Work to complete :: Can the lines below, from the one that holds "Convert this screenshot" to the very end, be echoed exactly, with both ends included and no pictures?

(Figure record extracts)
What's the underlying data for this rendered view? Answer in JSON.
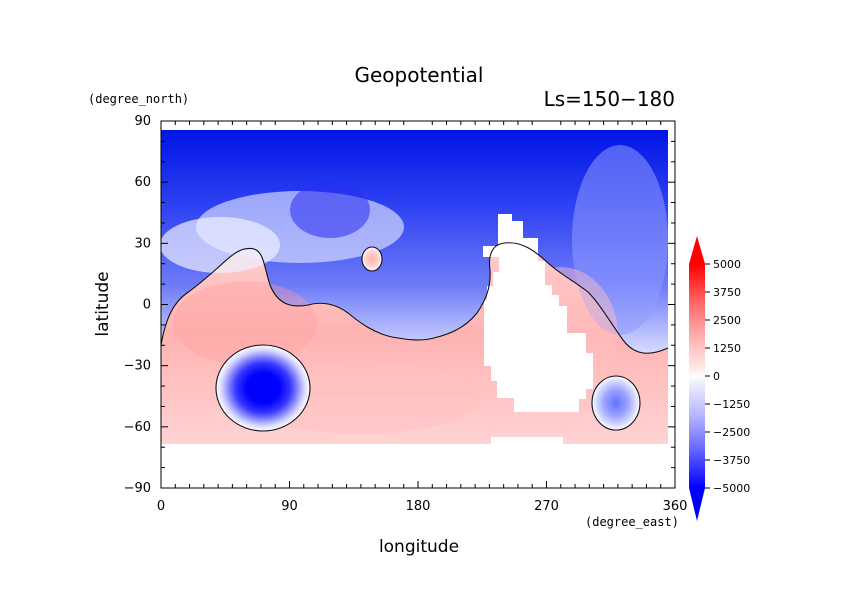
{
  "chart_data": {
    "type": "heatmap",
    "title": "Geopotential",
    "subtitle": "Ls=150−180",
    "xlabel": "longitude",
    "ylabel": "latitude",
    "x_unit": "(degree_east)",
    "y_unit": "(degree_north)",
    "xlim": [
      0,
      360
    ],
    "ylim": [
      -90,
      90
    ],
    "x_ticks": [
      "0",
      "90",
      "180",
      "270",
      "360"
    ],
    "y_ticks": [
      "90",
      "60",
      "30",
      "0",
      "−30",
      "−60",
      "−90"
    ],
    "x_tick_values": [
      0,
      90,
      180,
      270,
      360
    ],
    "y_tick_values": [
      90,
      60,
      30,
      0,
      -30,
      -60,
      -90
    ],
    "colorbar": {
      "min": -5000,
      "max": 5000,
      "labels": [
        "5000",
        "3750",
        "2500",
        "1250",
        "0",
        "−1250",
        "−2500",
        "−3750",
        "−5000"
      ],
      "colors": {
        "negative_max": "#0000ff",
        "zero": "#ffffff",
        "positive_max": "#ff0000"
      }
    },
    "features": {
      "low_regions": [
        {
          "lon": 72,
          "lat": -40,
          "value": -5000
        },
        {
          "lon": 325,
          "lat": -48,
          "value": -2800
        },
        {
          "lon": 147,
          "lat": 22,
          "value": 900
        }
      ],
      "missing_data": {
        "description": "",
        "lon_range": [
          220,
          300
        ],
        "lat_range": [
          -50,
          50
        ]
      },
      "zero_contour": true
    }
  }
}
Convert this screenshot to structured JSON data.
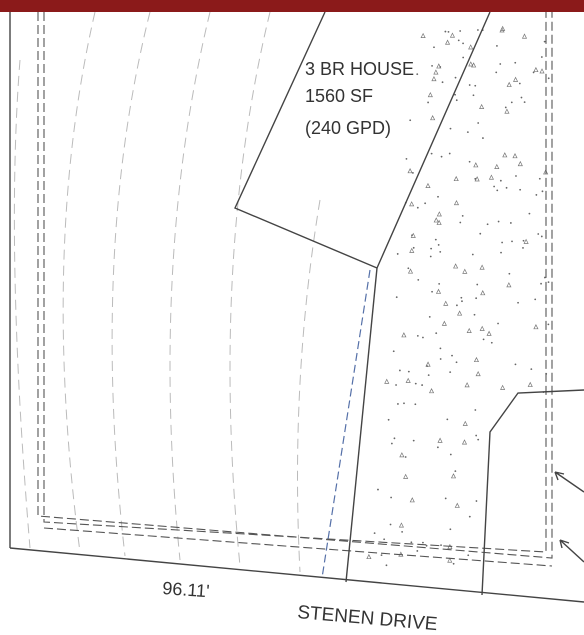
{
  "house": {
    "lines": [
      "3 BR HOUSE",
      "1560 SF",
      "(240 GPD)"
    ]
  },
  "dimension": "96.11'",
  "street": "STENEN DRIVE"
}
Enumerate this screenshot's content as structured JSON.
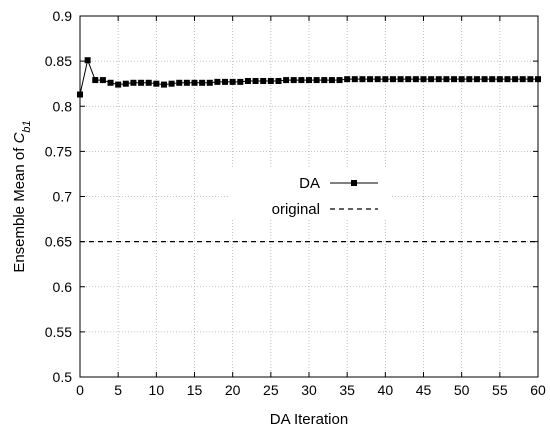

The completed task ::
Convert this screenshot to structured JSON data.
{
  "house": {
    "lines": [
      "3 BR HOUSE",
      "1560 SF",
      "(240 GPD)"
    ]
  },
  "dimension": "96.11'",
  "street": "STENEN DRIVE"
}
Enumerate this screenshot's content as structured JSON.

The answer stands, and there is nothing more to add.